■ **What is expected**:
The records below are to be copied word for word, with every picture left out.

■ **Stored records**:
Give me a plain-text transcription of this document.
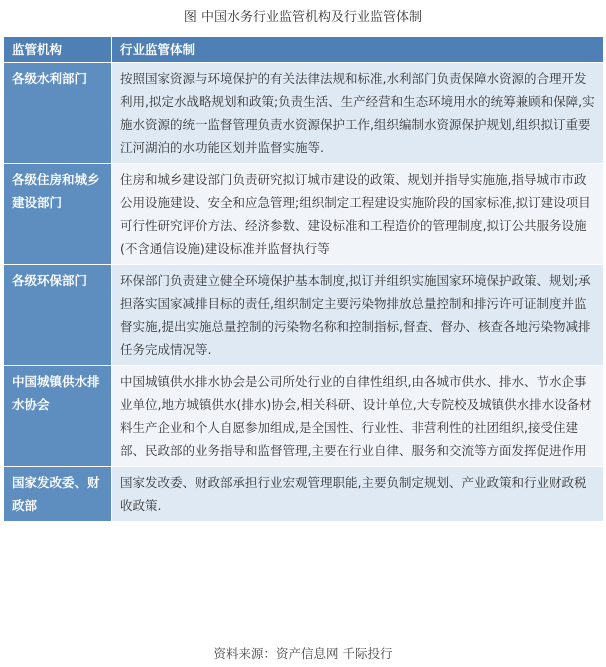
图 中国水务行业监管机构及行业监管体制
监管机构	行业监管体制
各级水利部门	按照国家资源与环境保护的有关法律法规和标准,水利部门负责保障水资源的合理开发利用,拟定水战略规划和政策;负责生活、生产经营和生态环境用水的统筹兼顾和保障,实施水资源的统一监督管理负责水资源保护工作,组织编制水资源保护规划,组织拟订重要江河湖泊的水功能区划并监督实施等.
各级住房和城乡建设部门	住房和城乡建设部门负责研究拟订城市建设的政策、规划并指导实施施,指导城市市政公用设施建设、安全和应急管理;组织制定工程建设实施阶段的国家标准,拟订建设项目可行性研究评价方法、经济参数、建设标准和工程造价的管理制度,拟订公共服务设施(不含通信设施)建设标准并监督执行等
各级环保部门	环保部门负责建立健全环境保护基本制度,拟订并组织实施国家环境保护政策、规划;承担落实国家减排目标的责任,组织制定主要污染物排放总量控制和排污许可证制度并监督实施,提出实施总量控制的污染物名称和控制指标,督查、督办、核查各地污染物减排任务完成情况等.
中国城镇供水排水协会	中国城镇供水排水协会是公司所处行业的自律性组织,由各城市供水、排水、节水企事业单位,地方城镇供水(排水)协会,相关科研、设计单位,大专院校及城镇供水排水设备材料生产企业和个人自愿参加组成,是全国性、行业性、非营利性的社团组织,接受住建部、民政部的业务指导和监督管理,主要在行业自律、服务和交流等方面发挥促进作用
国家发改委、财政部	国家发改委、财政部承担行业宏观管理职能,主要负制定规划、产业政策和行业财政税收政策.
资料来源：资产信息网 千际投行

■ **Correct response**:
Give me a plain-text transcription of this document.
图 中国水务行业监管机构及行业监管体制
监管机构	行业监管体制
各级水利部门	按照国家资源与环境保护的有关法律法规和标准,水利部门负责保障水资源的合理开发利用,拟定水战略规划和政策;负责生活、生产经营和生态环境用水的统筹兼顾和保障,实施水资源的统一监督管理负责水资源保护工作,组织编制水资源保护规划,组织拟订重要江河湖泊的水功能区划并监督实施等.
各级住房和城乡建设部门	住房和城乡建设部门负责研究拟订城市建设的政策、规划并指导实施施,指导城市市政公用设施建设、安全和应急管理;组织制定工程建设实施阶段的国家标准,拟订建设项目可行性研究评价方法、经济参数、建设标准和工程造价的管理制度,拟订公共服务设施(不含通信设施)建设标准并监督执行等
各级环保部门	环保部门负责建立健全环境保护基本制度,拟订并组织实施国家环境保护政策、规划;承担落实国家减排目标的责任,组织制定主要污染物排放总量控制和排污许可证制度并监督实施,提出实施总量控制的污染物名称和控制指标,督查、督办、核查各地污染物减排任务完成情况等.
中国城镇供水排水协会	中国城镇供水排水协会是公司所处行业的自律性组织,由各城市供水、排水、节水企事业单位,地方城镇供水(排水)协会,相关科研、设计单位,大专院校及城镇供水排水设备材料生产企业和个人自愿参加组成,是全国性、行业性、非营利性的社团组织,接受住建部、民政部的业务指导和监督管理,主要在行业自律、服务和交流等方面发挥促进作用
国家发改委、财政部	国家发改委、财政部承担行业宏观管理职能,主要负制定规划、产业政策和行业财政税收政策.
资料来源：资产信息网 千际投行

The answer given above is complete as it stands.